* [Extracted data]:
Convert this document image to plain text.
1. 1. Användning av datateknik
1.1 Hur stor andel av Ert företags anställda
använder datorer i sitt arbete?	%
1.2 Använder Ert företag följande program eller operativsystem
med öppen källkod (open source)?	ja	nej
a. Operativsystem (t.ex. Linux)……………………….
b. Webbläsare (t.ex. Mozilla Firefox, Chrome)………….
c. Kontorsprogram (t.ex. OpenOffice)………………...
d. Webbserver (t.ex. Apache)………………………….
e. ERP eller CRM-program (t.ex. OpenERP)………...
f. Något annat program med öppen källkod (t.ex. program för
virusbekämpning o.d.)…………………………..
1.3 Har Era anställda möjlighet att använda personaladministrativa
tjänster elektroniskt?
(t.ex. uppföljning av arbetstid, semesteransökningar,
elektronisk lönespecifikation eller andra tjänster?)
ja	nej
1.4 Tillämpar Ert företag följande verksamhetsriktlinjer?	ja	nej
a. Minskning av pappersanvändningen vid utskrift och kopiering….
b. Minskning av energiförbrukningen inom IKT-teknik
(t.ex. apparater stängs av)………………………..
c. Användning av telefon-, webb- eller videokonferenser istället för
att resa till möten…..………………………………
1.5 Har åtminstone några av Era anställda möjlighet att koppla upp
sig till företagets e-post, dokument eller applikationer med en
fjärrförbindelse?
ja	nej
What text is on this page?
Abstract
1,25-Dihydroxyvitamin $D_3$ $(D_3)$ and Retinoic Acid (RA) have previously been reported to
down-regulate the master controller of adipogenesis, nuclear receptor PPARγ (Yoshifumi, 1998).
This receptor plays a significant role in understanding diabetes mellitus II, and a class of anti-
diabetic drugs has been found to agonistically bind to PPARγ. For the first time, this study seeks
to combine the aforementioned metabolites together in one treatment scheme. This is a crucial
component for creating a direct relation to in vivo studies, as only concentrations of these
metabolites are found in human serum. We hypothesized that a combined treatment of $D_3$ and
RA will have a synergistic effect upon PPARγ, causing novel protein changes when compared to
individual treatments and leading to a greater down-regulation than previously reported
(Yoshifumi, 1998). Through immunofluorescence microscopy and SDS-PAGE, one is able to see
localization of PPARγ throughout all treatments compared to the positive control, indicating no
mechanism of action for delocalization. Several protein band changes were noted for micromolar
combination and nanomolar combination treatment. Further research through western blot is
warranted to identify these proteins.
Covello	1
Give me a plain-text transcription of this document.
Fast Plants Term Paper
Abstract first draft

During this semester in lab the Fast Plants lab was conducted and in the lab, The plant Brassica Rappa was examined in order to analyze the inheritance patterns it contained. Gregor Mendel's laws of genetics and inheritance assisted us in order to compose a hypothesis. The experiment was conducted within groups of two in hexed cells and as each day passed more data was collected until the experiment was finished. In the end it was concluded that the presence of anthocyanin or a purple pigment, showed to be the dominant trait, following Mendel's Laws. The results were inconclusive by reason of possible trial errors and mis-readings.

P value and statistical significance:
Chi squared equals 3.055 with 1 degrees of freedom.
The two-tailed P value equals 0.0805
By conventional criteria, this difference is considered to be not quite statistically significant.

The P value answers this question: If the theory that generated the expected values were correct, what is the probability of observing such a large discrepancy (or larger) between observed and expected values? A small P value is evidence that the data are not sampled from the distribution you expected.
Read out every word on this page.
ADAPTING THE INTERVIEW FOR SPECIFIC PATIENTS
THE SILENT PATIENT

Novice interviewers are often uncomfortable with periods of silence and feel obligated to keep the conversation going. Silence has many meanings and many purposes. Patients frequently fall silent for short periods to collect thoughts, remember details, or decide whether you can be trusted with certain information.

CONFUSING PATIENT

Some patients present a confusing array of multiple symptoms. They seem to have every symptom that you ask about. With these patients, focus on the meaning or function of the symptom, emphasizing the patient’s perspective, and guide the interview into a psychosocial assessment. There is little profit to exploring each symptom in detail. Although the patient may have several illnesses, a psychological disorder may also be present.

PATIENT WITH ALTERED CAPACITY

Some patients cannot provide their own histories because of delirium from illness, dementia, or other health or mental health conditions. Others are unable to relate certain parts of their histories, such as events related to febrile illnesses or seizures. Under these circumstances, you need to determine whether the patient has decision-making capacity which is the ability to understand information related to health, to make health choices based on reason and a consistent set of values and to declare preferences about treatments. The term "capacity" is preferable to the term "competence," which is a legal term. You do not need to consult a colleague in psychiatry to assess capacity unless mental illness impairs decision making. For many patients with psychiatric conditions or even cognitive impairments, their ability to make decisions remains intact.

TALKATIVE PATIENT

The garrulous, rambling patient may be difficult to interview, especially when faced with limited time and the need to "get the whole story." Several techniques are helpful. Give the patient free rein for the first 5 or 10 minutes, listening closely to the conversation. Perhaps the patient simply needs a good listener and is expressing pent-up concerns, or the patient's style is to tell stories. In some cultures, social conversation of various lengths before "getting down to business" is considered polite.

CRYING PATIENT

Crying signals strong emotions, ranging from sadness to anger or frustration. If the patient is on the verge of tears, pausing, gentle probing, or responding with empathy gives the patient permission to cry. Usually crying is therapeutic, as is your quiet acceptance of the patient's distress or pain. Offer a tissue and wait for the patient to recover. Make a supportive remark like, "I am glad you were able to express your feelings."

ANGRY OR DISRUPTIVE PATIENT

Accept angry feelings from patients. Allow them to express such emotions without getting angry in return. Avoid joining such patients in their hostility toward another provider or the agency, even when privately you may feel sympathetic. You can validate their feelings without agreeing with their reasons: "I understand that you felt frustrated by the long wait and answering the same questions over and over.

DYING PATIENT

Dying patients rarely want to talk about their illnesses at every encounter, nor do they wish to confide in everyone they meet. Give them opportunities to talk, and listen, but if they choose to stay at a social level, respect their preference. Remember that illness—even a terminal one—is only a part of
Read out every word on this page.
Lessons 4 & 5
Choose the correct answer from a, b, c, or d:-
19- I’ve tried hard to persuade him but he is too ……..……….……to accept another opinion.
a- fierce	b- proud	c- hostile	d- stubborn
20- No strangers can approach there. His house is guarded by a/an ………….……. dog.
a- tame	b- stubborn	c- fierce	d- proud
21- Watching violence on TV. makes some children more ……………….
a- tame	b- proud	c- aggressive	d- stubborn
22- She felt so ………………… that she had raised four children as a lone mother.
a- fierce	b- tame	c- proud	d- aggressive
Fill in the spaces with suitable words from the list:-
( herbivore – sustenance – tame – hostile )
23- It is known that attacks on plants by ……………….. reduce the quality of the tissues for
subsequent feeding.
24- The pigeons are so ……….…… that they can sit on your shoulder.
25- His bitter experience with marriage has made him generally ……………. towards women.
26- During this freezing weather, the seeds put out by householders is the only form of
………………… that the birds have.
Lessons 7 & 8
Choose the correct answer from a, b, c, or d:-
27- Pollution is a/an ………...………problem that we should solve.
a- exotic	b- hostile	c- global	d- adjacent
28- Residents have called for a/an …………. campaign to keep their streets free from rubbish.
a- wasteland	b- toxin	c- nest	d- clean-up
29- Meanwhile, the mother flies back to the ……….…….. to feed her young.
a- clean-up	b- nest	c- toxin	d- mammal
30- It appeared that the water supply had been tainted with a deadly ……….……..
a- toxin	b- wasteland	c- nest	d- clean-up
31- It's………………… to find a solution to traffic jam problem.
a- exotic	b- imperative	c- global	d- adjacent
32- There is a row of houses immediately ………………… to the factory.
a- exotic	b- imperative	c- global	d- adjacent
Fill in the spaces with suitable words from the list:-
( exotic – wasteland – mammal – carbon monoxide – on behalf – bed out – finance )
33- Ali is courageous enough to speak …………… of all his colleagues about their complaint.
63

* [Exercise]: Whenever a line above contains "previously", copy that line.

* [Task response]:
1,25-Dihydroxyvitamin $D_3$ $(D_3)$ and Retinoic Acid (RA) have previously been reported to
individual treatments and leading to a greater down-regulation than previously reported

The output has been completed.